> [Your goal]:
Look through the material below. Copy every line with the string "noisy" in it.

> [Source data]:
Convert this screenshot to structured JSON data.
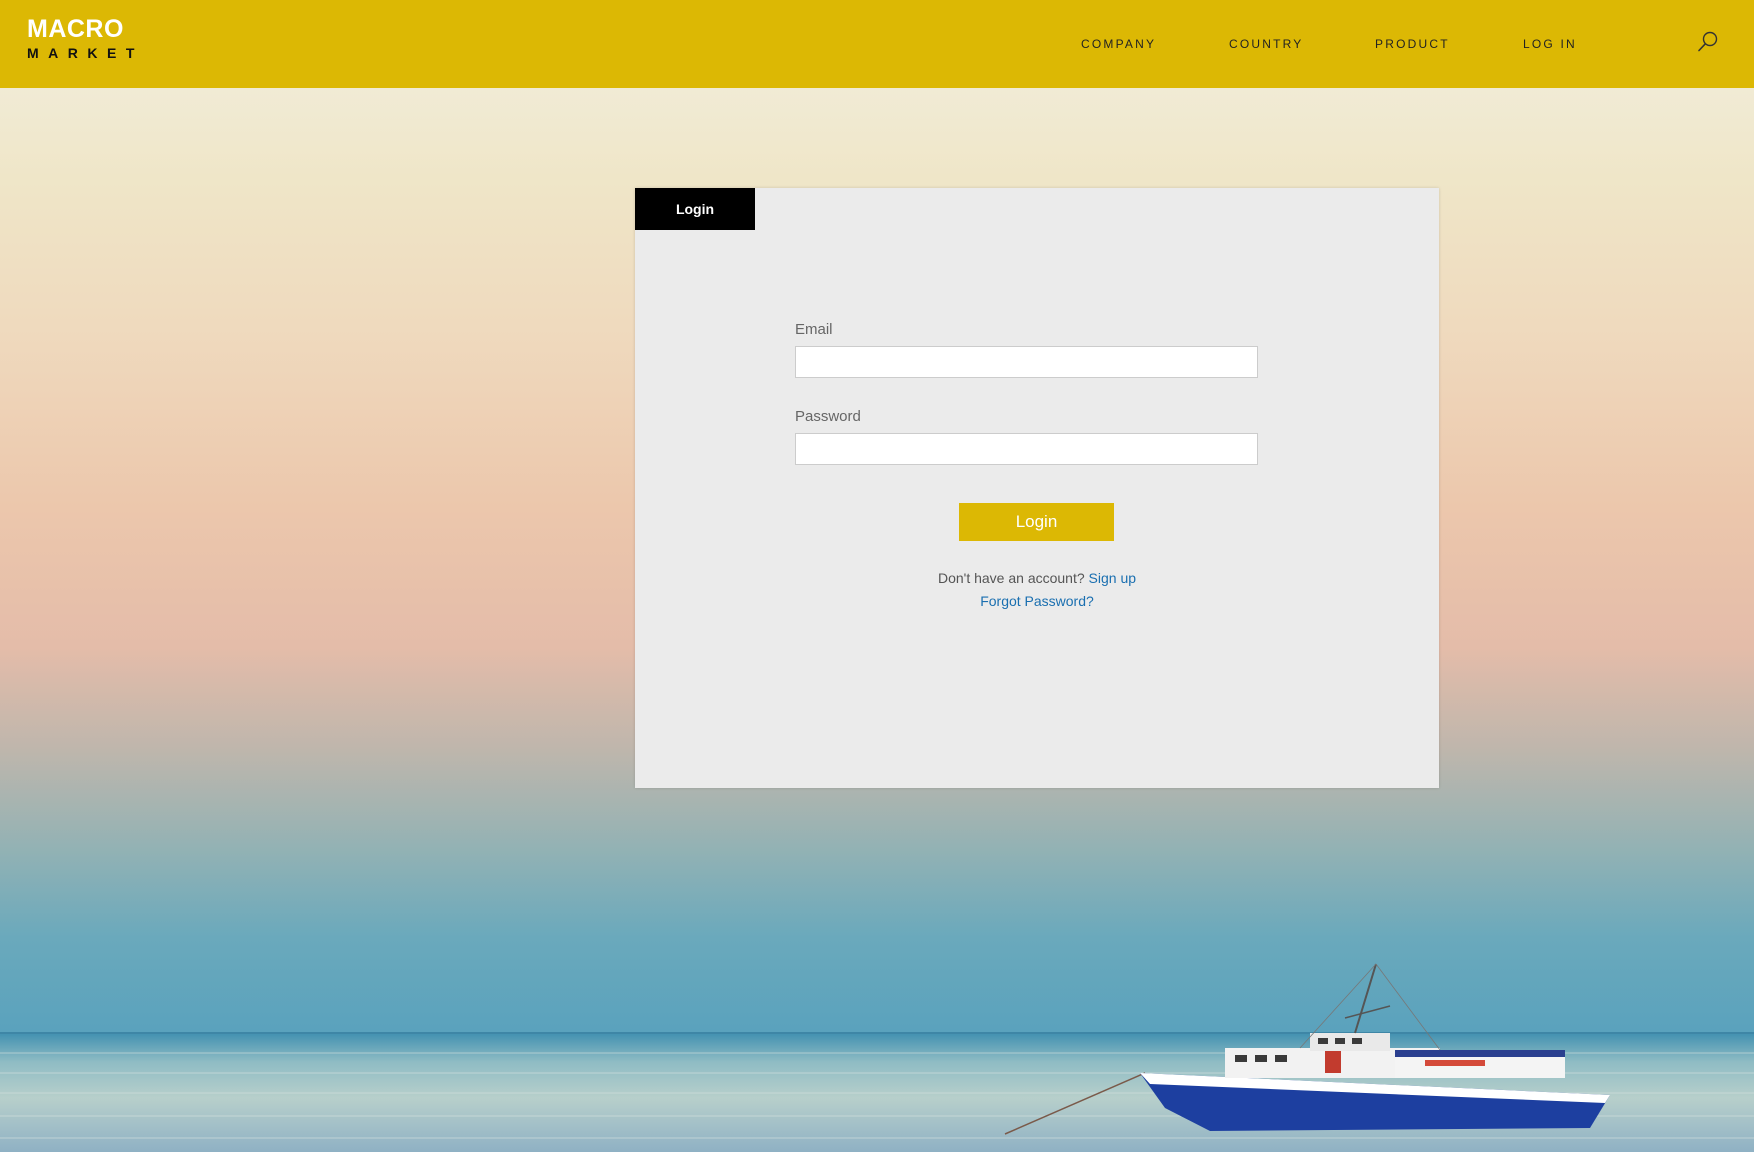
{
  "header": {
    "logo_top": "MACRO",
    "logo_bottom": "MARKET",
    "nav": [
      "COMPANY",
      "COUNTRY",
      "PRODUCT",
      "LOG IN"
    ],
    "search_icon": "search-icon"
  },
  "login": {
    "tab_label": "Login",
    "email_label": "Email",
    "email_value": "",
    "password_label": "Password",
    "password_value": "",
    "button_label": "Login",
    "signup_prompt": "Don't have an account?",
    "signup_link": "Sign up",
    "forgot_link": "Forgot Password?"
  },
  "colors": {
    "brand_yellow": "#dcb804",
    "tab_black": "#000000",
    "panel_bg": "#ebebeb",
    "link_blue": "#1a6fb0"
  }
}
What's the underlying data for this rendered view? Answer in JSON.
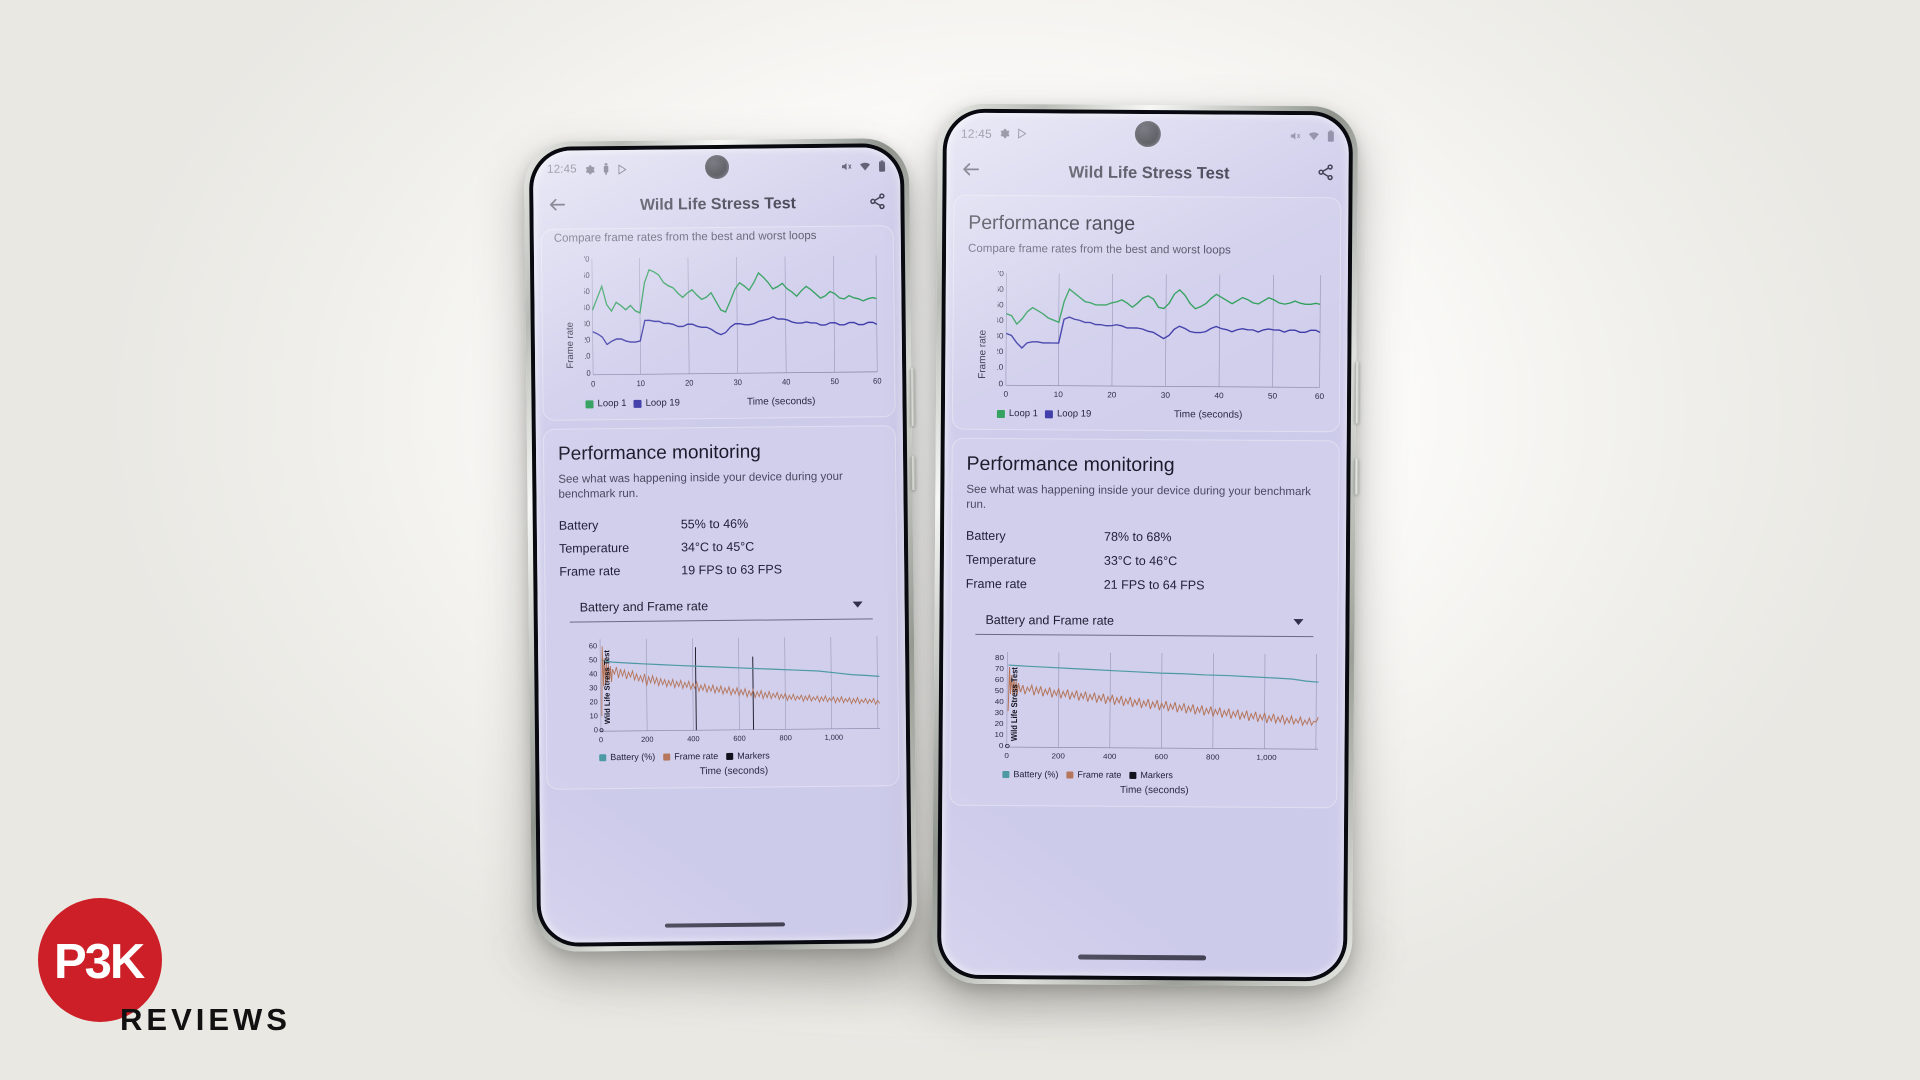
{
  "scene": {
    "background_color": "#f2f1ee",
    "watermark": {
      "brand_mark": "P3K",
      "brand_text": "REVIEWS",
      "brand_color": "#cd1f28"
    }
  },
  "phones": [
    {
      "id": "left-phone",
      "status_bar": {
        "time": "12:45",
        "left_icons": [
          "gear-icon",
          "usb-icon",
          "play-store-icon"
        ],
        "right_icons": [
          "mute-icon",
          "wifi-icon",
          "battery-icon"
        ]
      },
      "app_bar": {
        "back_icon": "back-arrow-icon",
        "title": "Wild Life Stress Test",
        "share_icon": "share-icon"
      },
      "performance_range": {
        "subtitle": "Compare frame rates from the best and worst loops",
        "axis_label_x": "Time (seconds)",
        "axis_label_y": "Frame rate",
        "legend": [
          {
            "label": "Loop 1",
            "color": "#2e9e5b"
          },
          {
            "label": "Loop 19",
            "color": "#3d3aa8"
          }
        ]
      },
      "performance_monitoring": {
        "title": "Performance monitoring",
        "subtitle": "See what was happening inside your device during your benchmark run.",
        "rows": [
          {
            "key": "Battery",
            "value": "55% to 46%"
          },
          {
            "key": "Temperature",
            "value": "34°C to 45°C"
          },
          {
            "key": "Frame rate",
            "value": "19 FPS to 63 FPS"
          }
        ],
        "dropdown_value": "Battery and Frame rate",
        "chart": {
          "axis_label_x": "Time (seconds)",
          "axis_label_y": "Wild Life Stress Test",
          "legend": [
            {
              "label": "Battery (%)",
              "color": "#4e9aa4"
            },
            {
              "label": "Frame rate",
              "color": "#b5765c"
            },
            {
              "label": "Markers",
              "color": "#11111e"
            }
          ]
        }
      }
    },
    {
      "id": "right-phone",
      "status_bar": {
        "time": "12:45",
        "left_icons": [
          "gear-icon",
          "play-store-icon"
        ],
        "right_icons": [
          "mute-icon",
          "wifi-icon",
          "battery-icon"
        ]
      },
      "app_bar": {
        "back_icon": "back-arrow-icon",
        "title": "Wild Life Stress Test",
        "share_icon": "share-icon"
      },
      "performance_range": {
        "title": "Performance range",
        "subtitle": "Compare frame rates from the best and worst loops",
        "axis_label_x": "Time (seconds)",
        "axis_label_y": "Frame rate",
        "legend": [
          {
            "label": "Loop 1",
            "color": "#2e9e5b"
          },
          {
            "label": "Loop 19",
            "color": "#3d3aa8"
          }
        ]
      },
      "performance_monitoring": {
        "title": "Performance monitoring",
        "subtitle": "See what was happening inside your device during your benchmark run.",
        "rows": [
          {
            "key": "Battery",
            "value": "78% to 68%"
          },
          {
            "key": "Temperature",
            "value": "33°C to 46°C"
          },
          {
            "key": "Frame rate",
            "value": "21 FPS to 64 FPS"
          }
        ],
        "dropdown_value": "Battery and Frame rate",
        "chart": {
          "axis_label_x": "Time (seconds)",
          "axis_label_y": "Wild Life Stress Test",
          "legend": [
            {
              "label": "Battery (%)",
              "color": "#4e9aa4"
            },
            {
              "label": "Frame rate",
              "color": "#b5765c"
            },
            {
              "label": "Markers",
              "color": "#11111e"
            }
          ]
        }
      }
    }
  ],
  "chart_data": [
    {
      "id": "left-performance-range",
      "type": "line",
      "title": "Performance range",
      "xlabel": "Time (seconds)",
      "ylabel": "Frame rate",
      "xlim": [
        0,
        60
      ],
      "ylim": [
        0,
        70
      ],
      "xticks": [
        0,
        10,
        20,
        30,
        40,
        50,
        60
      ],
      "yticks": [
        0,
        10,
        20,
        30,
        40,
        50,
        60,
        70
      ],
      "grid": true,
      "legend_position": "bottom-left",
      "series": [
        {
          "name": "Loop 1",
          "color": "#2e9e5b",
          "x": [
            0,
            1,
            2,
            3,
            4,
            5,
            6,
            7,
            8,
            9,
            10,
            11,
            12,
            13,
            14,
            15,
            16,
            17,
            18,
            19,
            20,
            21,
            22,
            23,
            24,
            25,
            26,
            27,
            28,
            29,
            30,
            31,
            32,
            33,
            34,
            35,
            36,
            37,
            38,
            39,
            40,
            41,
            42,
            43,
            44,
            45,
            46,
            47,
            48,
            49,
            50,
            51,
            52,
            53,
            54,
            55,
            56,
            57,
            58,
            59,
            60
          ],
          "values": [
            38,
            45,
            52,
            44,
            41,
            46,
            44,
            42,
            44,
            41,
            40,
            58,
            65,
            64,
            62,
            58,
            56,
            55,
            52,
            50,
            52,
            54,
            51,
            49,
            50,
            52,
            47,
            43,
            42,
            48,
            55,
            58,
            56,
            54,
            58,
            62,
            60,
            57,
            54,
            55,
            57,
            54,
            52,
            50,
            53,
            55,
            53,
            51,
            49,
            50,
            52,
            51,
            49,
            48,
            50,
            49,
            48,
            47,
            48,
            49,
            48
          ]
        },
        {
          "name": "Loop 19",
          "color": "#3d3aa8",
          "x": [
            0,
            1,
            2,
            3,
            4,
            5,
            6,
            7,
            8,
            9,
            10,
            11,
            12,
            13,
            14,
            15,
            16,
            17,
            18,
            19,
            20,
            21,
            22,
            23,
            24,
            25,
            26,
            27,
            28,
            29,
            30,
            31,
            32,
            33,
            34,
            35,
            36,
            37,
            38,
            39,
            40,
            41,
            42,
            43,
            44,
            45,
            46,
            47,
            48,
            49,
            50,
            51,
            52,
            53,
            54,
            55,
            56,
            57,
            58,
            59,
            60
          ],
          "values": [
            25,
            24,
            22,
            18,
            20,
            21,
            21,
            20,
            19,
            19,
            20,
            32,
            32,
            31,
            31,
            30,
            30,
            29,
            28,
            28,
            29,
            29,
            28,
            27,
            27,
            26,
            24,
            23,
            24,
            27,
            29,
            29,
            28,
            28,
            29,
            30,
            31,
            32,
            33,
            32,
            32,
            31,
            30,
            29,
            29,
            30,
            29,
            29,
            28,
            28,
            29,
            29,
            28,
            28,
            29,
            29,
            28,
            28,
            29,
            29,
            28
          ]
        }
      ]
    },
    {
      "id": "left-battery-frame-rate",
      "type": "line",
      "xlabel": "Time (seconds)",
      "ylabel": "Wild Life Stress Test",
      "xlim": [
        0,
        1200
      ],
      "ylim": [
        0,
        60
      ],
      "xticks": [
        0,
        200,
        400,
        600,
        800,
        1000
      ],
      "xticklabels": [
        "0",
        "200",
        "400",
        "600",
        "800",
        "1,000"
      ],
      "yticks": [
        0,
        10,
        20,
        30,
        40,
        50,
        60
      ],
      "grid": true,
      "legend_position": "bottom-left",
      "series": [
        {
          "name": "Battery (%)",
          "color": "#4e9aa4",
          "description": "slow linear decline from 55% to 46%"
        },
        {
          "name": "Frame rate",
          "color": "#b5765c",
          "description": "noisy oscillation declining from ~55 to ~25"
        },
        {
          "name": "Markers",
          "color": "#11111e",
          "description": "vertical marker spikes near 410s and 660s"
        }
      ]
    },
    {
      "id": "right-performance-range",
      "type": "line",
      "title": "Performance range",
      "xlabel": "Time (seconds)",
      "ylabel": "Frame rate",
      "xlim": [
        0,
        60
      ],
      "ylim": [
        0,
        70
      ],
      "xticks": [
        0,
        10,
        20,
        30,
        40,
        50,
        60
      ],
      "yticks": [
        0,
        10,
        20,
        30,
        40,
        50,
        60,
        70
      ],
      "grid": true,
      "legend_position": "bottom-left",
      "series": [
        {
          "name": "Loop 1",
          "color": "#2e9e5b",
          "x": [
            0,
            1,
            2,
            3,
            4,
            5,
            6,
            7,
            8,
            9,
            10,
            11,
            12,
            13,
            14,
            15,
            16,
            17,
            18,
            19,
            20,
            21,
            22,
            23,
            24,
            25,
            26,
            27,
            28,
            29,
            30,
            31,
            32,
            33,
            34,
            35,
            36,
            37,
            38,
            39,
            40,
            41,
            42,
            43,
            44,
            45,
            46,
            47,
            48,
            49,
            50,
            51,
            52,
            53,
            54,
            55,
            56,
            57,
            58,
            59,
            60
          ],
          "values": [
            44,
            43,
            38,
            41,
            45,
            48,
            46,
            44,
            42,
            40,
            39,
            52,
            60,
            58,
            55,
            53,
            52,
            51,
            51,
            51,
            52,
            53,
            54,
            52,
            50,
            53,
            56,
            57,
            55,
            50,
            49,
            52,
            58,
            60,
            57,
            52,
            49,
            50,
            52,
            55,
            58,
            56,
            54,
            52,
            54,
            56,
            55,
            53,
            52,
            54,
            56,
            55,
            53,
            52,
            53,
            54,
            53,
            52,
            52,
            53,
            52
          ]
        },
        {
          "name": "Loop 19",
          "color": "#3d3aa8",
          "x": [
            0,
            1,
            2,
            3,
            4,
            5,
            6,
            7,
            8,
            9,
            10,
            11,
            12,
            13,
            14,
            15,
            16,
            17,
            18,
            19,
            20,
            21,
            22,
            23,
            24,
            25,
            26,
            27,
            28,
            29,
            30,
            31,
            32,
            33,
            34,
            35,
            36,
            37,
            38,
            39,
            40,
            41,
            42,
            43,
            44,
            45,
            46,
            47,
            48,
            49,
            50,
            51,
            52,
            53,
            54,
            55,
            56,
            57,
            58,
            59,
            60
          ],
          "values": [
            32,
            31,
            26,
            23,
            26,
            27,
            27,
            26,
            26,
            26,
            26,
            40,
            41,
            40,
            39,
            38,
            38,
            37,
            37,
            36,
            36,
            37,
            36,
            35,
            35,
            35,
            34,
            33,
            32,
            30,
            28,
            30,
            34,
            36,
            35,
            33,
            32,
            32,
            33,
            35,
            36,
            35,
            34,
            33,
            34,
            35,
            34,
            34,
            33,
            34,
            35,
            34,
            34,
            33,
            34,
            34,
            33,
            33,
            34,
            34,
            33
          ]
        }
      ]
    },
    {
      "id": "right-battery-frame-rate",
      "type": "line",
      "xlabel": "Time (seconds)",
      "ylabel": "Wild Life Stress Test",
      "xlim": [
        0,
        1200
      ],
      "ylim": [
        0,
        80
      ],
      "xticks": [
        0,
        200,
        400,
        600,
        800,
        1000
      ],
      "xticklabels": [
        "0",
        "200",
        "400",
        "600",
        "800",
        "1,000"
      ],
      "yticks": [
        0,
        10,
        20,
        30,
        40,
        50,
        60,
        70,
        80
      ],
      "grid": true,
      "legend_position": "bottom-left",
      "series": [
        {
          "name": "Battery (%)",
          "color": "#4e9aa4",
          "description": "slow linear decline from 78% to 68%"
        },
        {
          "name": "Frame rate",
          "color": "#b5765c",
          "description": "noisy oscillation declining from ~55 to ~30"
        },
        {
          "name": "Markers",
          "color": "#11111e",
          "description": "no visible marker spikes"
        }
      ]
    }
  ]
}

> [Task solution]:
          "description": "noisy oscillation declining from ~55 to ~25"
          "description": "noisy oscillation declining from ~55 to ~30"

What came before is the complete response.